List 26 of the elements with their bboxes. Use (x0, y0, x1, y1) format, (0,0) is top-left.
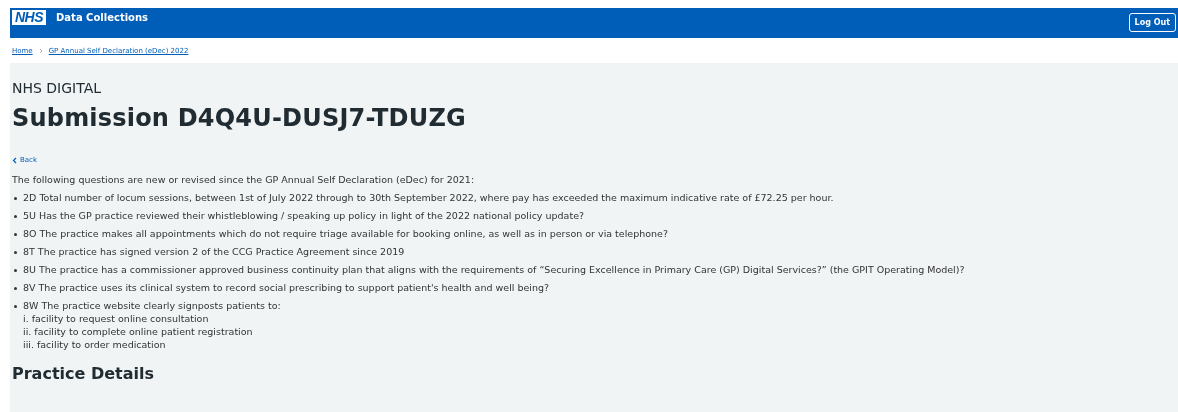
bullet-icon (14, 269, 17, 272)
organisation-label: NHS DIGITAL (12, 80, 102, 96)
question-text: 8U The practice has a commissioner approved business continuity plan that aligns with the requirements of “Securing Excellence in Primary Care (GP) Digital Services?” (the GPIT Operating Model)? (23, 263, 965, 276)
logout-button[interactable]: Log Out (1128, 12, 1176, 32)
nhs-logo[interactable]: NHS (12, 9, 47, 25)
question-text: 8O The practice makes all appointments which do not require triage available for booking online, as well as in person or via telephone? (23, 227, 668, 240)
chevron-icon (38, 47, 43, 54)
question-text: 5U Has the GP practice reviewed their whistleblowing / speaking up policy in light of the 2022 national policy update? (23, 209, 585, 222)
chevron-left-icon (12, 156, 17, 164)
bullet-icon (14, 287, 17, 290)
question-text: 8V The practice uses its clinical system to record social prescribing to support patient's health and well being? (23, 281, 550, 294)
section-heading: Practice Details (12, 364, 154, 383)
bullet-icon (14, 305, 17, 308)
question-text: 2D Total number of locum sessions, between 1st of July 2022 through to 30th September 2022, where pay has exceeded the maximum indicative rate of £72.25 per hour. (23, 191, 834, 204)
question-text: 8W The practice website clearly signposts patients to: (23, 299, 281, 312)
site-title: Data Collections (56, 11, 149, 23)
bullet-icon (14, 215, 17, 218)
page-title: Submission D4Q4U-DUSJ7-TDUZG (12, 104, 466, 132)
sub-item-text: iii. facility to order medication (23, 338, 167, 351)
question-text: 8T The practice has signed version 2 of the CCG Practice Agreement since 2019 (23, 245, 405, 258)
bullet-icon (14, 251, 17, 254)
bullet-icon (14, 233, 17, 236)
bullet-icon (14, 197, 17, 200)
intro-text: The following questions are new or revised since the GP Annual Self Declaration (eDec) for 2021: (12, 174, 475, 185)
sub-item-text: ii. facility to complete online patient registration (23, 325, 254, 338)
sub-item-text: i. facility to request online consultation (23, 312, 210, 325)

_ACTION ITEM_
Put each line of the listing above into the copy exactly, dropping the pictures.

_TASK SOLUTION_
List 26 of the elements with their bboxes. Use (x0, y0, x1, y1) format, (0,0) is top-left.
bullet-icon (14, 269, 17, 272)
organisation-label: NHS DIGITAL (12, 80, 102, 96)
question-text: 8U The practice has a commissioner approved business continuity plan that aligns with the requirements of “Securing Excellence in Primary Care (GP) Digital Services?” (the GPIT Operating Model)? (23, 263, 965, 276)
logout-button[interactable]: Log Out (1128, 12, 1176, 32)
nhs-logo[interactable]: NHS (12, 9, 47, 25)
question-text: 8O The practice makes all appointments which do not require triage available for booking online, as well as in person or via telephone? (23, 227, 668, 240)
chevron-icon (38, 47, 43, 54)
question-text: 5U Has the GP practice reviewed their whistleblowing / speaking up policy in light of the 2022 national policy update? (23, 209, 585, 222)
chevron-left-icon (12, 156, 17, 164)
bullet-icon (14, 287, 17, 290)
question-text: 8V The practice uses its clinical system to record social prescribing to support patient's health and well being? (23, 281, 550, 294)
section-heading: Practice Details (12, 364, 154, 383)
bullet-icon (14, 305, 17, 308)
question-text: 2D Total number of locum sessions, between 1st of July 2022 through to 30th September 2022, where pay has exceeded the maximum indicative rate of £72.25 per hour. (23, 191, 834, 204)
question-text: 8W The practice website clearly signposts patients to: (23, 299, 281, 312)
site-title: Data Collections (56, 11, 149, 23)
bullet-icon (14, 215, 17, 218)
page-title: Submission D4Q4U-DUSJ7-TDUZG (12, 104, 466, 132)
sub-item-text: iii. facility to order medication (23, 338, 167, 351)
question-text: 8T The practice has signed version 2 of the CCG Practice Agreement since 2019 (23, 245, 405, 258)
bullet-icon (14, 251, 17, 254)
bullet-icon (14, 233, 17, 236)
bullet-icon (14, 197, 17, 200)
intro-text: The following questions are new or revised since the GP Annual Self Declaration (eDec) for 2021: (12, 174, 475, 185)
sub-item-text: ii. facility to complete online patient registration (23, 325, 254, 338)
sub-item-text: i. facility to request online consultation (23, 312, 210, 325)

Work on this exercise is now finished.